Written request: Spot every line with the word "this" and return it.

Provided records:
********************

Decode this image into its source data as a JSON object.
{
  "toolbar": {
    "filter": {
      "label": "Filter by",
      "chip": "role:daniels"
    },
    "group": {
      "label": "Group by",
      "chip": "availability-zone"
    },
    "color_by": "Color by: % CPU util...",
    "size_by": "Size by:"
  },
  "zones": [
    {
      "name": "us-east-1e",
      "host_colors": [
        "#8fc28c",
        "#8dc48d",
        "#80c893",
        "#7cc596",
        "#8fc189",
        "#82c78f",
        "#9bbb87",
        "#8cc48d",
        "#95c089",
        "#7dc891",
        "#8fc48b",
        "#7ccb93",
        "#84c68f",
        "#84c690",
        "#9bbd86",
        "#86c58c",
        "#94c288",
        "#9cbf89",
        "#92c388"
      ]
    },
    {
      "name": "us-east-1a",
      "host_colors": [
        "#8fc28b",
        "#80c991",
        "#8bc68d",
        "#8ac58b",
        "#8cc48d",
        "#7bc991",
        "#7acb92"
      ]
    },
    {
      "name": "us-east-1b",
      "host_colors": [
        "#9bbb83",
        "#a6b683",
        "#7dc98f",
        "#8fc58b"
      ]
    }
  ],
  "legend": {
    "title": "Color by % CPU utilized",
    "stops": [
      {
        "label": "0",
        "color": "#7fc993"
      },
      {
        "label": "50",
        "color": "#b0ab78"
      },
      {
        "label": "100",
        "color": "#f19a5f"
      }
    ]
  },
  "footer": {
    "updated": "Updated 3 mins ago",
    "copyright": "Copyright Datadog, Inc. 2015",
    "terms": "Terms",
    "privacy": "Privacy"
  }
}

********************

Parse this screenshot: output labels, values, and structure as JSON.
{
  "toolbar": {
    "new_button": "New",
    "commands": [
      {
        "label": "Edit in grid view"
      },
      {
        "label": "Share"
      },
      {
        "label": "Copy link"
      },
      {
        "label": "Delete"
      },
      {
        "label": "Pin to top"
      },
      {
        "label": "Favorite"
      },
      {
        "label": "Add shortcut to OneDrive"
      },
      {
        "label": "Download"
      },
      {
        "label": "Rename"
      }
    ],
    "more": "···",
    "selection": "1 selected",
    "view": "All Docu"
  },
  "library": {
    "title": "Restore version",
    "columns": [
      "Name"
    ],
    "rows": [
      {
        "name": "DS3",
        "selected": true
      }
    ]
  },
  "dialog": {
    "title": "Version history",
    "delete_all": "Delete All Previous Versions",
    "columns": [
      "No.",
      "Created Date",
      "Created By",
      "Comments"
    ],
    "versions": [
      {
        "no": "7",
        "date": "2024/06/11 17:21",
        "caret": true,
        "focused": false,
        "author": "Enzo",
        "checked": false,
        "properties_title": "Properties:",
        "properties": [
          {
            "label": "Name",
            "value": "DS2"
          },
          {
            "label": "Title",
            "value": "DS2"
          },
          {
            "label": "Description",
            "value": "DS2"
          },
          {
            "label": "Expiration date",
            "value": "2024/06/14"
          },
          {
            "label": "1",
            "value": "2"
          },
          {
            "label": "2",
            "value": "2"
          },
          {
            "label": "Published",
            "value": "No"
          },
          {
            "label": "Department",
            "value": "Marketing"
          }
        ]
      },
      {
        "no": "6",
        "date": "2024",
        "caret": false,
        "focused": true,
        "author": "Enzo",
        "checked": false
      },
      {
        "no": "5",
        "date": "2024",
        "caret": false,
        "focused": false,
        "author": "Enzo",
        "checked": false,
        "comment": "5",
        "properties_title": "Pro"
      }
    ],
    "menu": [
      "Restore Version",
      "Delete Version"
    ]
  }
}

********************

Exercise result:
Decode this image into its source data as a JSON object.
Parse this screenshot: output labels, values, and structure as JSON.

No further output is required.